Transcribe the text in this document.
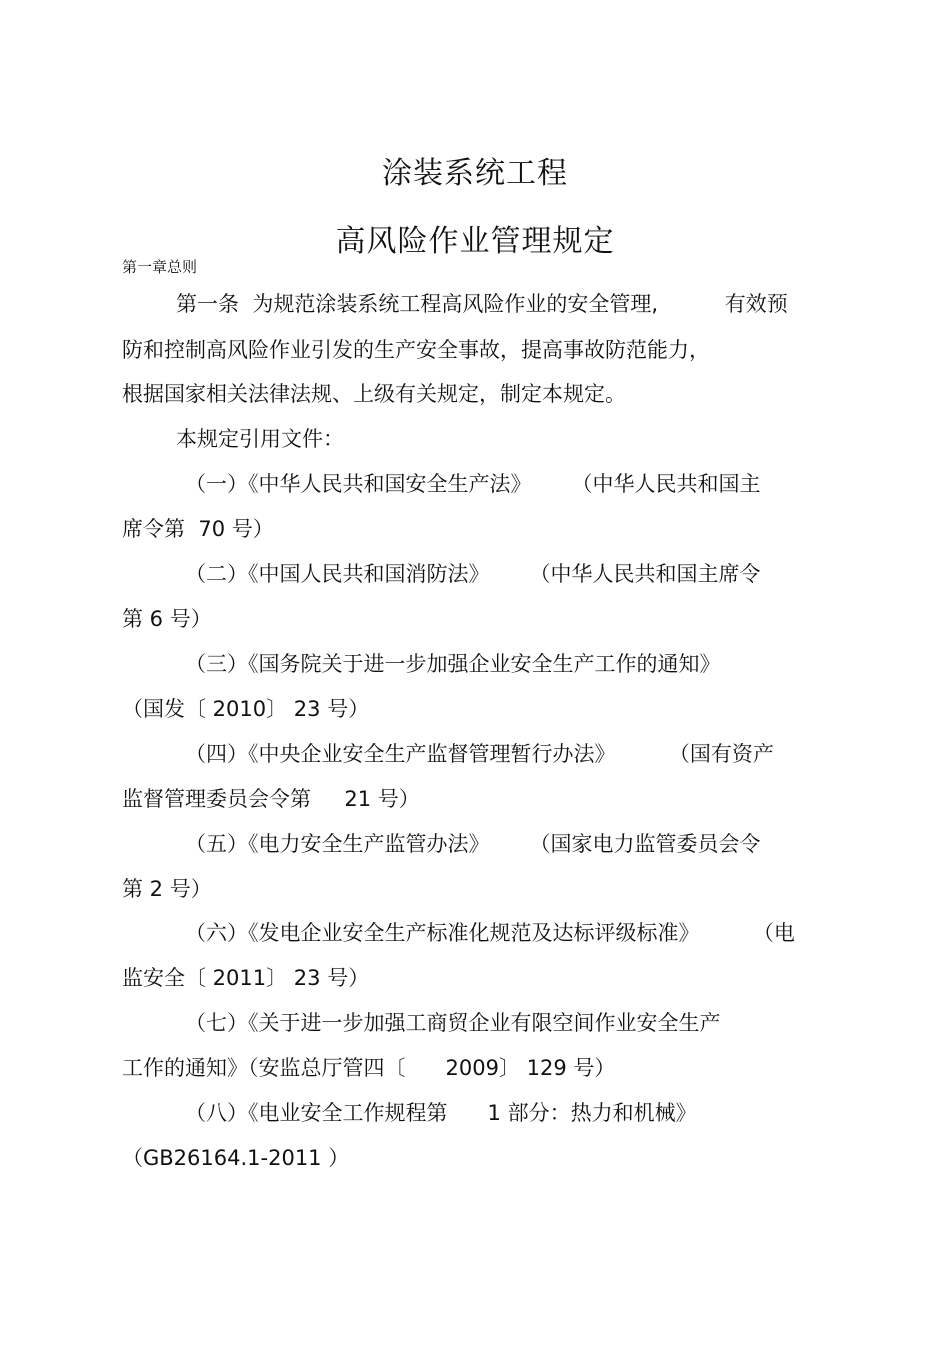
涂装系统工程
高风险作业管理规定
第一章总则
第一条  为规范涂装系统工程高风险作业的安全管理,          有效预
防和控制高风险作业引发的生产安全事故，提高事故防范能力，
根据国家相关法律法规、上级有关规定，制定本规定。
本规定引用文件：
（一）《中华人民共和国安全生产法》      （中华人民共和国主
席令第  70 号）
（二）《中国人民共和国消防法》      （中华人民共和国主席令
第 6 号）
（三）《国务院关于进一步加强企业安全生产工作的通知》
（国发〔 2010〕 23 号）
（四）《中央企业安全生产监督管理暂行办法》        （国有资产
监督管理委员会令第     21 号）
（五）《电力安全生产监管办法》      （国家电力监管委员会令
第 2 号）
（六）《发电企业安全生产标准化规范及达标评级标准》        （电
监安全〔 2011〕 23 号）
（七）《关于进一步加强工商贸企业有限空间作业安全生产
工作的通知》（安监总厅管四〔      2009〕 129 号）
（八）《电业安全工作规程第      1 部分：热力和机械》
（GB26164.1-2011 ）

• _TO DO_
Pictures are to be left out; repeat all the remaining data exactly.

• _RESULT FOR THIS TASK_
Transcribe the text in this document.
涂装系统工程
高风险作业管理规定
第一章总则
第一条  为规范涂装系统工程高风险作业的安全管理,          有效预
防和控制高风险作业引发的生产安全事故，提高事故防范能力，
根据国家相关法律法规、上级有关规定，制定本规定。
本规定引用文件：
（一）《中华人民共和国安全生产法》      （中华人民共和国主
席令第  70 号）
（二）《中国人民共和国消防法》      （中华人民共和国主席令
第 6 号）
（三）《国务院关于进一步加强企业安全生产工作的通知》
（国发〔 2010〕 23 号）
（四）《中央企业安全生产监督管理暂行办法》        （国有资产
监督管理委员会令第     21 号）
（五）《电力安全生产监管办法》      （国家电力监管委员会令
第 2 号）
（六）《发电企业安全生产标准化规范及达标评级标准》        （电
监安全〔 2011〕 23 号）
（七）《关于进一步加强工商贸企业有限空间作业安全生产
工作的通知》（安监总厅管四〔      2009〕 129 号）
（八）《电业安全工作规程第      1 部分：热力和机械》
（GB26164.1-2011 ）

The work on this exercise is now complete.